● **Work to complete**
Can all of these lines be returned exactly?
(begin)
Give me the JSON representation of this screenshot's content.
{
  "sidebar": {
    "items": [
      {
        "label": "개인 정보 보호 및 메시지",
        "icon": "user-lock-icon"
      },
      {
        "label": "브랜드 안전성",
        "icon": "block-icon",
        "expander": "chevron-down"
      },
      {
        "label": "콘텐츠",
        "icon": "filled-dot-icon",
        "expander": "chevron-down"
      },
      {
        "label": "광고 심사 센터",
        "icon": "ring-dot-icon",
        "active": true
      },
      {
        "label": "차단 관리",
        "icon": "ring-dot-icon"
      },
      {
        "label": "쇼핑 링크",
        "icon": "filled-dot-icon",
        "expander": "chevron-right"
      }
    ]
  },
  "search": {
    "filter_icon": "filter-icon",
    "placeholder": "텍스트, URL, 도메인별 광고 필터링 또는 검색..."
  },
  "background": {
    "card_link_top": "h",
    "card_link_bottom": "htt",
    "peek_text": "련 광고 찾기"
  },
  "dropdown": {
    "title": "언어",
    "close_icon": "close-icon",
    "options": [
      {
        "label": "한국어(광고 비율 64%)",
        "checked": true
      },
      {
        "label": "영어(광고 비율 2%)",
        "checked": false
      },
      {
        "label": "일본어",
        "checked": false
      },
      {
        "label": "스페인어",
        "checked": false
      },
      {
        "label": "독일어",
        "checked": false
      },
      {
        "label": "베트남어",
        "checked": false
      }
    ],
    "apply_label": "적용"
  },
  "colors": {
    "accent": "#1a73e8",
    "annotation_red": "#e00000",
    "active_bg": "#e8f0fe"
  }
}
(end)
● **Full response**
Give me the JSON representation of this screenshot's content.
{
  "sidebar": {
    "items": [
      {
        "label": "개인 정보 보호 및 메시지",
        "icon": "user-lock-icon"
      },
      {
        "label": "브랜드 안전성",
        "icon": "block-icon",
        "expander": "chevron-down"
      },
      {
        "label": "콘텐츠",
        "icon": "filled-dot-icon",
        "expander": "chevron-down"
      },
      {
        "label": "광고 심사 센터",
        "icon": "ring-dot-icon",
        "active": true
      },
      {
        "label": "차단 관리",
        "icon": "ring-dot-icon"
      },
      {
        "label": "쇼핑 링크",
        "icon": "filled-dot-icon",
        "expander": "chevron-right"
      }
    ]
  },
  "search": {
    "filter_icon": "filter-icon",
    "placeholder": "텍스트, URL, 도메인별 광고 필터링 또는 검색..."
  },
  "background": {
    "card_link_top": "h",
    "card_link_bottom": "htt",
    "peek_text": "련 광고 찾기"
  },
  "dropdown": {
    "title": "언어",
    "close_icon": "close-icon",
    "options": [
      {
        "label": "한국어(광고 비율 64%)",
        "checked": true
      },
      {
        "label": "영어(광고 비율 2%)",
        "checked": false
      },
      {
        "label": "일본어",
        "checked": false
      },
      {
        "label": "스페인어",
        "checked": false
      },
      {
        "label": "독일어",
        "checked": false
      },
      {
        "label": "베트남어",
        "checked": false
      }
    ],
    "apply_label": "적용"
  },
  "colors": {
    "accent": "#1a73e8",
    "annotation_red": "#e00000",
    "active_bg": "#e8f0fe"
  }
}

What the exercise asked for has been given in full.